### Work required
Scan the listing that follows and report how many lines contain "modes". Write the number alone.

——

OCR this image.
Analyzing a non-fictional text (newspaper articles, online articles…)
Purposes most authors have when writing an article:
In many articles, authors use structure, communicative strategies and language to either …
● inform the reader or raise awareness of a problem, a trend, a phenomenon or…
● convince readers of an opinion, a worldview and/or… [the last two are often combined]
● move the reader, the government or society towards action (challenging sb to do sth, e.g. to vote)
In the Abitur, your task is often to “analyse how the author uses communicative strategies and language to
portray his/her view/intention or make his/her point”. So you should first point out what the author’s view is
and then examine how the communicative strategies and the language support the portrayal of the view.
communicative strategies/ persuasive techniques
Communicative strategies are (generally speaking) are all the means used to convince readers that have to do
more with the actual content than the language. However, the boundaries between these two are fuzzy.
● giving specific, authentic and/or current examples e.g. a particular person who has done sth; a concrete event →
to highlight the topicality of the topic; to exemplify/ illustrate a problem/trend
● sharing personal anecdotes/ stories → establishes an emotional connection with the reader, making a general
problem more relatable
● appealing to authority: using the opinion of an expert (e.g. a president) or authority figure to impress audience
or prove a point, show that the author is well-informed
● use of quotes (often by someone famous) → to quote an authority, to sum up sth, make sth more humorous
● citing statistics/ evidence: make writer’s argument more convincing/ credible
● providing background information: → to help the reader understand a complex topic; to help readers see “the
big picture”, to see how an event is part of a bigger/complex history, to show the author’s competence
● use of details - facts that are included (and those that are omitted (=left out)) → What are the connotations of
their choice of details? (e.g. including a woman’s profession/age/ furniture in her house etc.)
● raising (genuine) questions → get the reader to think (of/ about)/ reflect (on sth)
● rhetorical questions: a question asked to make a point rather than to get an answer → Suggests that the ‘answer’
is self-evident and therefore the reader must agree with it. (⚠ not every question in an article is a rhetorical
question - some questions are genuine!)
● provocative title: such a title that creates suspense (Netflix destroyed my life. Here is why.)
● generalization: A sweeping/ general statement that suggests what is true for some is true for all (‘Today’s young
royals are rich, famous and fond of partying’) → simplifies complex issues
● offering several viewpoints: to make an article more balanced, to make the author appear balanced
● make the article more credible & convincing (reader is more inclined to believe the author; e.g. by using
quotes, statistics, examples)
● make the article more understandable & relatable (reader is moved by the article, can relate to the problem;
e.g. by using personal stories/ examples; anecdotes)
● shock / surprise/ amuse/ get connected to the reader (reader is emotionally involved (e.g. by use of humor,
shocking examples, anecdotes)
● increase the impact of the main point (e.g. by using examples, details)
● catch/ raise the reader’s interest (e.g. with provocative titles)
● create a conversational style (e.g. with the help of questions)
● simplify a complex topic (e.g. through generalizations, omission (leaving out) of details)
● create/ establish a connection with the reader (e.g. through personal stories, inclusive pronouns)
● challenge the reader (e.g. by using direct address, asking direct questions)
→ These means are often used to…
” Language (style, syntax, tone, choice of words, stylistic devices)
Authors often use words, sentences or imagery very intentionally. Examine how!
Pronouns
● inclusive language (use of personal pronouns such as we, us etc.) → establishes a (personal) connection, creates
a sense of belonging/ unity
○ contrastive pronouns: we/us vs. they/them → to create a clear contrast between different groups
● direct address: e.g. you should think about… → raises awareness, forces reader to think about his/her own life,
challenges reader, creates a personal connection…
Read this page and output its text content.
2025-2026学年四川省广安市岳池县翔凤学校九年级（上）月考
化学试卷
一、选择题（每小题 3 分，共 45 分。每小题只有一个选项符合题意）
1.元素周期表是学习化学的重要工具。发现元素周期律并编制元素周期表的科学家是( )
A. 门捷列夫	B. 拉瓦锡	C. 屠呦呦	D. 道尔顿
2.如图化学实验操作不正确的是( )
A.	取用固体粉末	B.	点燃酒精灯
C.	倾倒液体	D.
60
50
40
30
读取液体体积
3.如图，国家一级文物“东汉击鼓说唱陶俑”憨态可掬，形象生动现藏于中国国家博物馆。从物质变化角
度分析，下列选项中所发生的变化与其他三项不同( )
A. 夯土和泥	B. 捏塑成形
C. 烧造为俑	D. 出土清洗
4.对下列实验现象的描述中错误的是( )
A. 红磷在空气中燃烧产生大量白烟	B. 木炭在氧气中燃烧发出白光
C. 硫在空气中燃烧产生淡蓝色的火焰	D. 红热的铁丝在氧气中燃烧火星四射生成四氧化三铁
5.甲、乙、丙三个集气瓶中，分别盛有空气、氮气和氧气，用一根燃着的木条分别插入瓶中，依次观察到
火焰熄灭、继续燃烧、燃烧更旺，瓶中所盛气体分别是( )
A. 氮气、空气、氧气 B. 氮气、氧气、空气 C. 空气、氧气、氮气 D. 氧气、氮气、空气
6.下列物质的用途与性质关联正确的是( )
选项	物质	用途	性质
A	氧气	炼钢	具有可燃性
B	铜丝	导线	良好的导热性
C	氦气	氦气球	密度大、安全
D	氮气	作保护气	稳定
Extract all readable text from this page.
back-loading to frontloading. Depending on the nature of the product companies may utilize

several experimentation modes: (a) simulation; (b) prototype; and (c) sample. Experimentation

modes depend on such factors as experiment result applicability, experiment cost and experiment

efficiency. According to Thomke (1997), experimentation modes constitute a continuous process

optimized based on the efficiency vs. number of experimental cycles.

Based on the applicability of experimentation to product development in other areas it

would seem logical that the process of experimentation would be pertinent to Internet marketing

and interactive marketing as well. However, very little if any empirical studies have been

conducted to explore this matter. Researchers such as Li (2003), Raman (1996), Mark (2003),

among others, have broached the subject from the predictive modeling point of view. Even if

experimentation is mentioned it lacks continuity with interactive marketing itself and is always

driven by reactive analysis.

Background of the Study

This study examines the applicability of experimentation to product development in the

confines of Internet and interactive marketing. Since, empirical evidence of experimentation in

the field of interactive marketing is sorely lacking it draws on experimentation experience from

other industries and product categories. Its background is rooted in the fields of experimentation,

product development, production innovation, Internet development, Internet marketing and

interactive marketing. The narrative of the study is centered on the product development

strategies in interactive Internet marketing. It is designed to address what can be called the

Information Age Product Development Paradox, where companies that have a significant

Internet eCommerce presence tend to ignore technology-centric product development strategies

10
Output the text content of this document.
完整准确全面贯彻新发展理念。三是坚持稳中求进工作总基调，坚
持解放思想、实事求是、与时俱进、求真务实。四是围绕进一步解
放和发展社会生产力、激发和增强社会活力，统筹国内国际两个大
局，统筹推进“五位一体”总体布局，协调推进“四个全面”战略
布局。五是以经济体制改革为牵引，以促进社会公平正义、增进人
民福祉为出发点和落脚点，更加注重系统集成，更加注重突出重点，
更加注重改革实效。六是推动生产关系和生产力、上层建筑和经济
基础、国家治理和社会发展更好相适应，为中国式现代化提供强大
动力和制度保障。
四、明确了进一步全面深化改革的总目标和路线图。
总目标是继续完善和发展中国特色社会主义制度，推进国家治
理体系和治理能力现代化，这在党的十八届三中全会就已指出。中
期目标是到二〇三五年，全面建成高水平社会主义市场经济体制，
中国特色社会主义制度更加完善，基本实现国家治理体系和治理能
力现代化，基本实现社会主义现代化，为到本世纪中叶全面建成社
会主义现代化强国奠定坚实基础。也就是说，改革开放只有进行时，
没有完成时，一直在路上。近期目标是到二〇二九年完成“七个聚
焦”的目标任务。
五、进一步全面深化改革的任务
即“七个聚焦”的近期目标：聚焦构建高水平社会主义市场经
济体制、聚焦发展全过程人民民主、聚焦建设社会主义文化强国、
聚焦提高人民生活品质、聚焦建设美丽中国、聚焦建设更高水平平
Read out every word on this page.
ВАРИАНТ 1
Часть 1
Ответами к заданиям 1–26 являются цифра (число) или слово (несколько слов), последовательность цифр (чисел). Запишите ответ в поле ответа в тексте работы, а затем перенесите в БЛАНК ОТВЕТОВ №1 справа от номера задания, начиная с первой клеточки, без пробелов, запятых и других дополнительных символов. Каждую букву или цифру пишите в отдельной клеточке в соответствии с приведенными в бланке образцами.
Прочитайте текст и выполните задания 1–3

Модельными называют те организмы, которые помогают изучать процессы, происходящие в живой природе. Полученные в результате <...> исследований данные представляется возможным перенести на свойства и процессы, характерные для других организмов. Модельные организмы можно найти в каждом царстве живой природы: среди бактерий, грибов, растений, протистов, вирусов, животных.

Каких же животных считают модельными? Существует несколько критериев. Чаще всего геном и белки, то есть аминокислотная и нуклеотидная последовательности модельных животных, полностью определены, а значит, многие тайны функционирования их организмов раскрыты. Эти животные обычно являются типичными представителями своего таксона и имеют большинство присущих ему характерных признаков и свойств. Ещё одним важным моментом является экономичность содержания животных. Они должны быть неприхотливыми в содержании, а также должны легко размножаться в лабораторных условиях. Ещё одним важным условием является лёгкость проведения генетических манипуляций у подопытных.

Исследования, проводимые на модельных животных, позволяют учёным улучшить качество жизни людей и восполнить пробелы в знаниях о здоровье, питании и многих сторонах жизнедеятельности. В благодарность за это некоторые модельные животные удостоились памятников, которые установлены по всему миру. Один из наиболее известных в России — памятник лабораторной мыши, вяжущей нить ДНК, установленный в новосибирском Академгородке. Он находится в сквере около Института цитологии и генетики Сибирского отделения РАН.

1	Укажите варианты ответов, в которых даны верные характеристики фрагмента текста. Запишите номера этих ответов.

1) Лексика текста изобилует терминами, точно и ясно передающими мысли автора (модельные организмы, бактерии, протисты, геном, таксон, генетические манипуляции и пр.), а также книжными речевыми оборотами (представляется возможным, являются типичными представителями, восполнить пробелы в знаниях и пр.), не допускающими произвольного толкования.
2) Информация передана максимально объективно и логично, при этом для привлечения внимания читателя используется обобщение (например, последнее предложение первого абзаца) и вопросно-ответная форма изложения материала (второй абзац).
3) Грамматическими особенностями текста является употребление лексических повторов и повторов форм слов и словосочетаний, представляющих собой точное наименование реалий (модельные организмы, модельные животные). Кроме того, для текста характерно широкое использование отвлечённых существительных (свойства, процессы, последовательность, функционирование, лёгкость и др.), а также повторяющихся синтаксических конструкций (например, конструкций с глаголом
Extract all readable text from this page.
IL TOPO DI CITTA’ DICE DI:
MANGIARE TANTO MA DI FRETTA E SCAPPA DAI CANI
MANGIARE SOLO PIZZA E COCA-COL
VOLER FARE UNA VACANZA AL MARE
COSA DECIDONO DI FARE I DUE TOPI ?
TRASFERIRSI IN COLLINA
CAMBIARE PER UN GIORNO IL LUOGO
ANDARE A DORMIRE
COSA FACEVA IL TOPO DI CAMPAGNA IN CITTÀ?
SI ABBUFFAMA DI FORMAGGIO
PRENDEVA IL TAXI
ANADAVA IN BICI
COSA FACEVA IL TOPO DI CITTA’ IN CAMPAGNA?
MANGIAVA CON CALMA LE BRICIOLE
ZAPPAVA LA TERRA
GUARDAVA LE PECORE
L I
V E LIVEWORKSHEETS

——

### Full solution
3